Problem to solve: Every line of the material is to be quoted verbatim, minus the pictures.

━━━━━ Information provided ━━━━━

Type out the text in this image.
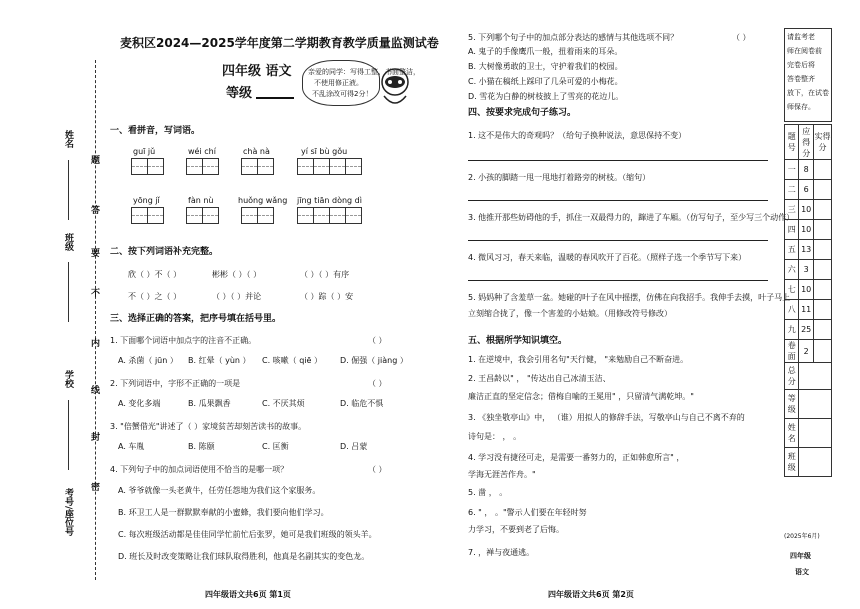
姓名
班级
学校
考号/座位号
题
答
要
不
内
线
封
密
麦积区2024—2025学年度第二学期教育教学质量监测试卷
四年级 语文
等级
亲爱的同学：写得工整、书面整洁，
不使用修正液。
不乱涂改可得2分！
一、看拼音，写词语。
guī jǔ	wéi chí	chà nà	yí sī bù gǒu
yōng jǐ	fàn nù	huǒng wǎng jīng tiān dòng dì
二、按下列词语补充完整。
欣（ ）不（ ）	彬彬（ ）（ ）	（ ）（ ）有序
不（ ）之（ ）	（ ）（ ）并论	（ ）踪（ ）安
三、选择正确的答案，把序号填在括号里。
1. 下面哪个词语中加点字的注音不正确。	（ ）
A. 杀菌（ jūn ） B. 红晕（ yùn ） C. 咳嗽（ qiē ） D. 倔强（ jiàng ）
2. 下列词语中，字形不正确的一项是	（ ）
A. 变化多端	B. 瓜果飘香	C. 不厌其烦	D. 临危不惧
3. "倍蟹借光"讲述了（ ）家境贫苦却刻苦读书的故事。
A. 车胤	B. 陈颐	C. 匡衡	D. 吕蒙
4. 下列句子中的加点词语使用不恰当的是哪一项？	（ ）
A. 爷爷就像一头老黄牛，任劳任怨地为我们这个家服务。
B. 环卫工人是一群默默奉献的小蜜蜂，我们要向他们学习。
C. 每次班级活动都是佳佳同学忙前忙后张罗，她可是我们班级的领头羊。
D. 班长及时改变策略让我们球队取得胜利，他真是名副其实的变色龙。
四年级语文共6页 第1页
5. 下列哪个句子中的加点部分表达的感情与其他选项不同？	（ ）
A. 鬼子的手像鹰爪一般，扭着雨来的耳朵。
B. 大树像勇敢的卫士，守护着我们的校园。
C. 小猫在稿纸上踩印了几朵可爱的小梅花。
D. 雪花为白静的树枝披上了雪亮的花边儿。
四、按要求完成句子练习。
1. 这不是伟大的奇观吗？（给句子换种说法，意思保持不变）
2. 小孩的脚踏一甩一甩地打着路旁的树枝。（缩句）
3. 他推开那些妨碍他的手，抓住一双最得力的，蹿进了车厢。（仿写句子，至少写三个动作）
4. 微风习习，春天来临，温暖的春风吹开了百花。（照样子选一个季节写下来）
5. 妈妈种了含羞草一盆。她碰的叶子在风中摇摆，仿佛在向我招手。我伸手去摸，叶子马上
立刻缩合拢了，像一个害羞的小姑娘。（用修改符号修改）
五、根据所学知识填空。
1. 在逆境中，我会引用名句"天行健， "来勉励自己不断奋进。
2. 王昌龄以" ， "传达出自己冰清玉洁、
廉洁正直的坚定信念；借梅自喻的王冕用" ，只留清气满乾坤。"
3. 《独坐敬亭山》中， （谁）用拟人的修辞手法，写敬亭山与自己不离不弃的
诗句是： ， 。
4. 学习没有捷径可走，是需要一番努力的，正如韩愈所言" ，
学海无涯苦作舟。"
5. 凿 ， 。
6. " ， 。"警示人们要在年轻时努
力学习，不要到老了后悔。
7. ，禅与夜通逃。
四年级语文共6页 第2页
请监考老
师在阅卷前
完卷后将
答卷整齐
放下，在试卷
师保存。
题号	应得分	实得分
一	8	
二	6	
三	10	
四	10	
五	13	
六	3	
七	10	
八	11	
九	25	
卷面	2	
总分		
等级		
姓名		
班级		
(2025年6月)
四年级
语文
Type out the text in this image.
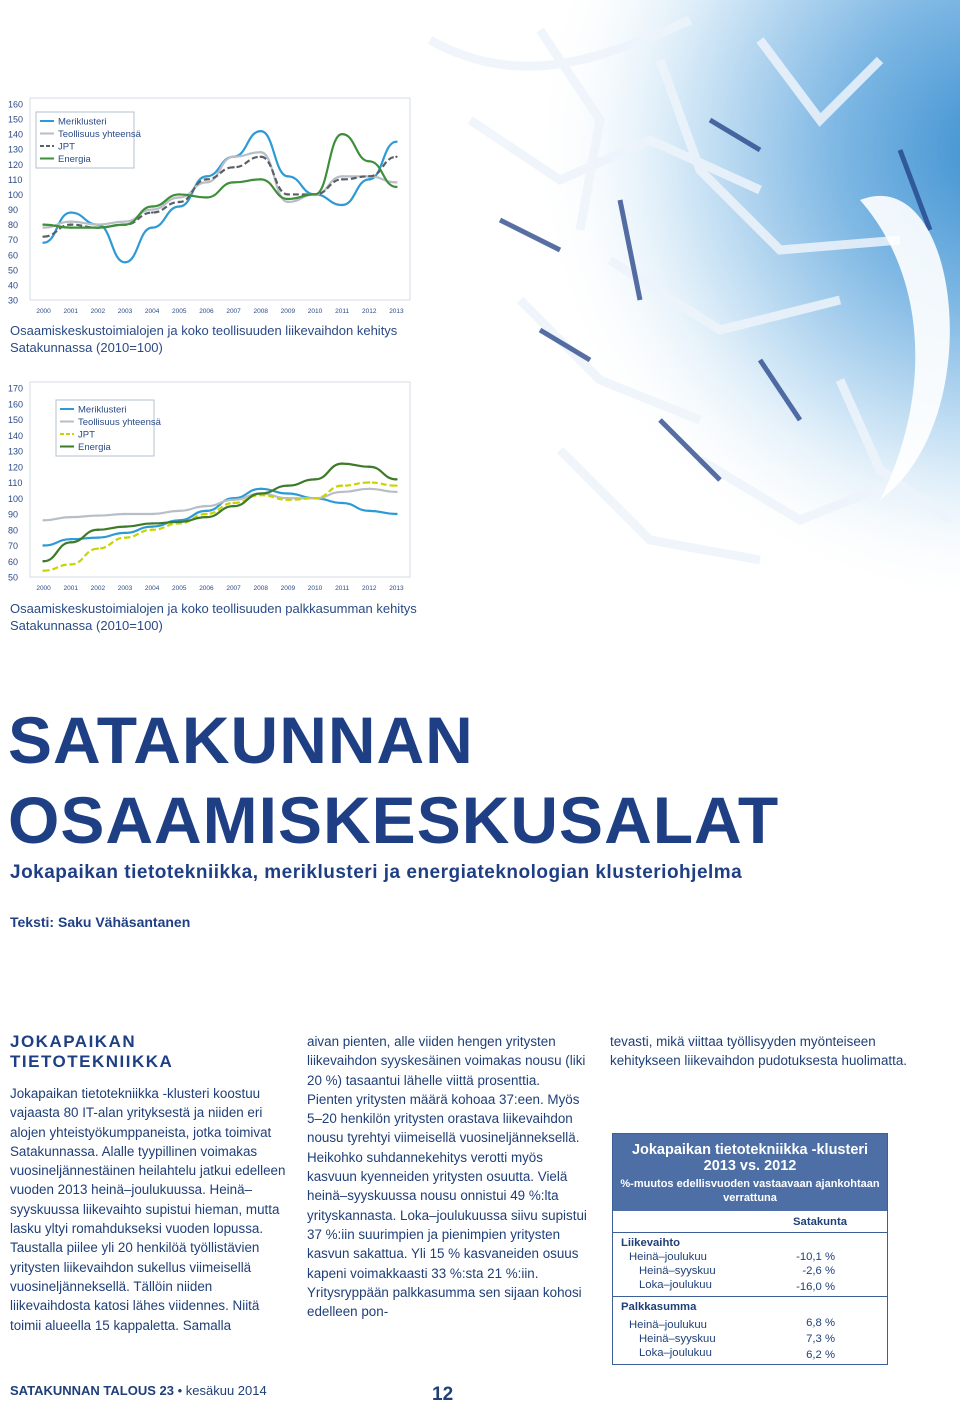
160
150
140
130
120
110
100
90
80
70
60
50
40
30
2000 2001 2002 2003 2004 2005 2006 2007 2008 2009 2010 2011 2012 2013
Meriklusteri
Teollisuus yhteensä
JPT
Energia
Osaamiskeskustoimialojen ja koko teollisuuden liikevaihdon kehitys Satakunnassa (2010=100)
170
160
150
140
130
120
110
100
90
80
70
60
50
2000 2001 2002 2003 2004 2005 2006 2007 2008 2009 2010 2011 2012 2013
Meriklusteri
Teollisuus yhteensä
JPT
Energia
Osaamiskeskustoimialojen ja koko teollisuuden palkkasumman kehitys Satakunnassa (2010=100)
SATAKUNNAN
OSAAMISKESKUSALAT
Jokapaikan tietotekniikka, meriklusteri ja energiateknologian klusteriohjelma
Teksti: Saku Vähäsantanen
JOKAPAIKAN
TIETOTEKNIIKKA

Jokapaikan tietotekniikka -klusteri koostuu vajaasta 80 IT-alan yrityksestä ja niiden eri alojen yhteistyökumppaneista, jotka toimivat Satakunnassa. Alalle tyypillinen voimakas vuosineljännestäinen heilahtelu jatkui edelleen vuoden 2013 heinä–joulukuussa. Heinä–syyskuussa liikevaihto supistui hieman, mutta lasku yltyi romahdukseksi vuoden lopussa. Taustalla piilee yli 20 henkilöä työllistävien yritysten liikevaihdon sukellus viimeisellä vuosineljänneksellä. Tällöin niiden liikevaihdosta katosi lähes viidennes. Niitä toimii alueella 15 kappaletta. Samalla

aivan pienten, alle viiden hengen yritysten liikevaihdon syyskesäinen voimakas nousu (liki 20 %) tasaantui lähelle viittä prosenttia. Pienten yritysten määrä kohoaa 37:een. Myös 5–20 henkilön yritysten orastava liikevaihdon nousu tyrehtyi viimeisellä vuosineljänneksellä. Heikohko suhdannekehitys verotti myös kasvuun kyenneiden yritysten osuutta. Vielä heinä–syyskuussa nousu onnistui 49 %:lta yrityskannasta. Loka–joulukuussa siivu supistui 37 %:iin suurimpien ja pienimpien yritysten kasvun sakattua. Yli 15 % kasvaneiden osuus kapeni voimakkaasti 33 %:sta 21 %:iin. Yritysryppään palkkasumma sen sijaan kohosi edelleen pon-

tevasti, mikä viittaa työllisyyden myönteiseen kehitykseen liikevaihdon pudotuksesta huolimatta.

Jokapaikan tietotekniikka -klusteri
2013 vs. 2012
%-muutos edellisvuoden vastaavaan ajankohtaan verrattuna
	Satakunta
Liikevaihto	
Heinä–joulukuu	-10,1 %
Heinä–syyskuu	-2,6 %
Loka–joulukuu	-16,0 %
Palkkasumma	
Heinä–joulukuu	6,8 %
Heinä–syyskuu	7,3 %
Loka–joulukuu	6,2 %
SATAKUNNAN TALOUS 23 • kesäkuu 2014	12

━━━━━

Written solution:
Type out the text in this image.
姓名
班级
学校
考号/座位号
题
答
要
不
内
线
封
密
麦积区2024—2025学年度第二学期教育教学质量监测试卷
四年级 语文
等级
亲爱的同学：写得工整、书面整洁，
不使用修正液。
不乱涂改可得2分！
一、看拼音，写词语。
guī jǔ	wéi chí	chà nà	yí sī bù gǒu
yōng jǐ	fàn nù	huǒng wǎng jīng tiān dòng dì
二、按下列词语补充完整。
欣（ ）不（ ）	彬彬（ ）（ ）	（ ）（ ）有序
不（ ）之（ ）	（ ）（ ）并论	（ ）踪（ ）安
三、选择正确的答案，把序号填在括号里。
1. 下面哪个词语中加点字的注音不正确。	（ ）
A. 杀菌（ jūn ） B. 红晕（ yùn ） C. 咳嗽（ qiē ） D. 倔强（ jiàng ）
2. 下列词语中，字形不正确的一项是	（ ）
A. 变化多端	B. 瓜果飘香	C. 不厌其烦	D. 临危不惧
3. "倍蟹借光"讲述了（ ）家境贫苦却刻苦读书的故事。
A. 车胤	B. 陈颐	C. 匡衡	D. 吕蒙
4. 下列句子中的加点词语使用不恰当的是哪一项？	（ ）
A. 爷爷就像一头老黄牛，任劳任怨地为我们这个家服务。
B. 环卫工人是一群默默奉献的小蜜蜂，我们要向他们学习。
C. 每次班级活动都是佳佳同学忙前忙后张罗，她可是我们班级的领头羊。
D. 班长及时改变策略让我们球队取得胜利，他真是名副其实的变色龙。
四年级语文共6页 第1页
5. 下列哪个句子中的加点部分表达的感情与其他选项不同？	（ ）
A. 鬼子的手像鹰爪一般，扭着雨来的耳朵。
B. 大树像勇敢的卫士，守护着我们的校园。
C. 小猫在稿纸上踩印了几朵可爱的小梅花。
D. 雪花为白静的树枝披上了雪亮的花边儿。
四、按要求完成句子练习。
1. 这不是伟大的奇观吗？（给句子换种说法，意思保持不变）
2. 小孩的脚踏一甩一甩地打着路旁的树枝。（缩句）
3. 他推开那些妨碍他的手，抓住一双最得力的，蹿进了车厢。（仿写句子，至少写三个动作）
4. 微风习习，春天来临，温暖的春风吹开了百花。（照样子选一个季节写下来）
5. 妈妈种了含羞草一盆。她碰的叶子在风中摇摆，仿佛在向我招手。我伸手去摸，叶子马上
立刻缩合拢了，像一个害羞的小姑娘。（用修改符号修改）
五、根据所学知识填空。
1. 在逆境中，我会引用名句"天行健， "来勉励自己不断奋进。
2. 王昌龄以" ， "传达出自己冰清玉洁、
廉洁正直的坚定信念；借梅自喻的王冕用" ，只留清气满乾坤。"
3. 《独坐敬亭山》中， （谁）用拟人的修辞手法，写敬亭山与自己不离不弃的
诗句是： ， 。
4. 学习没有捷径可走，是需要一番努力的，正如韩愈所言" ，
学海无涯苦作舟。"
5. 凿 ， 。
6. " ， 。"警示人们要在年轻时努
力学习，不要到老了后悔。
7. ，禅与夜通逃。
四年级语文共6页 第2页
请监考老
师在阅卷前
完卷后将
答卷整齐
放下，在试卷
师保存。
题号	应得分	实得分
一	8	
二	6	
三	10	
四	10	
五	13	
六	3	
七	10	
八	11	
九	25	
卷面	2	
总分		
等级		
姓名		
班级		
(2025年6月)
四年级
语文
Type out the text in this image.
160
150
140
130
120
110
100
90
80
70
60
50
40
30
2000 2001 2002 2003 2004 2005 2006 2007 2008 2009 2010 2011 2012 2013
Meriklusteri
Teollisuus yhteensä
JPT
Energia
Osaamiskeskustoimialojen ja koko teollisuuden liikevaihdon kehitys Satakunnassa (2010=100)
170
160
150
140
130
120
110
100
90
80
70
60
50
2000 2001 2002 2003 2004 2005 2006 2007 2008 2009 2010 2011 2012 2013
Meriklusteri
Teollisuus yhteensä
JPT
Energia
Osaamiskeskustoimialojen ja koko teollisuuden palkkasumman kehitys Satakunnassa (2010=100)
SATAKUNNAN
OSAAMISKESKUSALAT
Jokapaikan tietotekniikka, meriklusteri ja energiateknologian klusteriohjelma
Teksti: Saku Vähäsantanen
JOKAPAIKAN
TIETOTEKNIIKKA

Jokapaikan tietotekniikka -klusteri koostuu vajaasta 80 IT-alan yrityksestä ja niiden eri alojen yhteistyökumppaneista, jotka toimivat Satakunnassa. Alalle tyypillinen voimakas vuosineljännestäinen heilahtelu jatkui edelleen vuoden 2013 heinä–joulukuussa. Heinä–syyskuussa liikevaihto supistui hieman, mutta lasku yltyi romahdukseksi vuoden lopussa. Taustalla piilee yli 20 henkilöä työllistävien yritysten liikevaihdon sukellus viimeisellä vuosineljänneksellä. Tällöin niiden liikevaihdosta katosi lähes viidennes. Niitä toimii alueella 15 kappaletta. Samalla

aivan pienten, alle viiden hengen yritysten liikevaihdon syyskesäinen voimakas nousu (liki 20 %) tasaantui lähelle viittä prosenttia. Pienten yritysten määrä kohoaa 37:een. Myös 5–20 henkilön yritysten orastava liikevaihdon nousu tyrehtyi viimeisellä vuosineljänneksellä. Heikohko suhdannekehitys verotti myös kasvuun kyenneiden yritysten osuutta. Vielä heinä–syyskuussa nousu onnistui 49 %:lta yrityskannasta. Loka–joulukuussa siivu supistui 37 %:iin suurimpien ja pienimpien yritysten kasvun sakattua. Yli 15 % kasvaneiden osuus kapeni voimakkaasti 33 %:sta 21 %:iin. Yritysryppään palkkasumma sen sijaan kohosi edelleen pon-

tevasti, mikä viittaa työllisyyden myönteiseen kehitykseen liikevaihdon pudotuksesta huolimatta.

Jokapaikan tietotekniikka -klusteri
2013 vs. 2012
%-muutos edellisvuoden vastaavaan ajankohtaan verrattuna
	Satakunta
Liikevaihto	
Heinä–joulukuu	-10,1 %
Heinä–syyskuu	-2,6 %
Loka–joulukuu	-16,0 %
Palkkasumma	
Heinä–joulukuu	6,8 %
Heinä–syyskuu	7,3 %
Loka–joulukuu	6,2 %
SATAKUNNAN TALOUS 23 • kesäkuu 2014	12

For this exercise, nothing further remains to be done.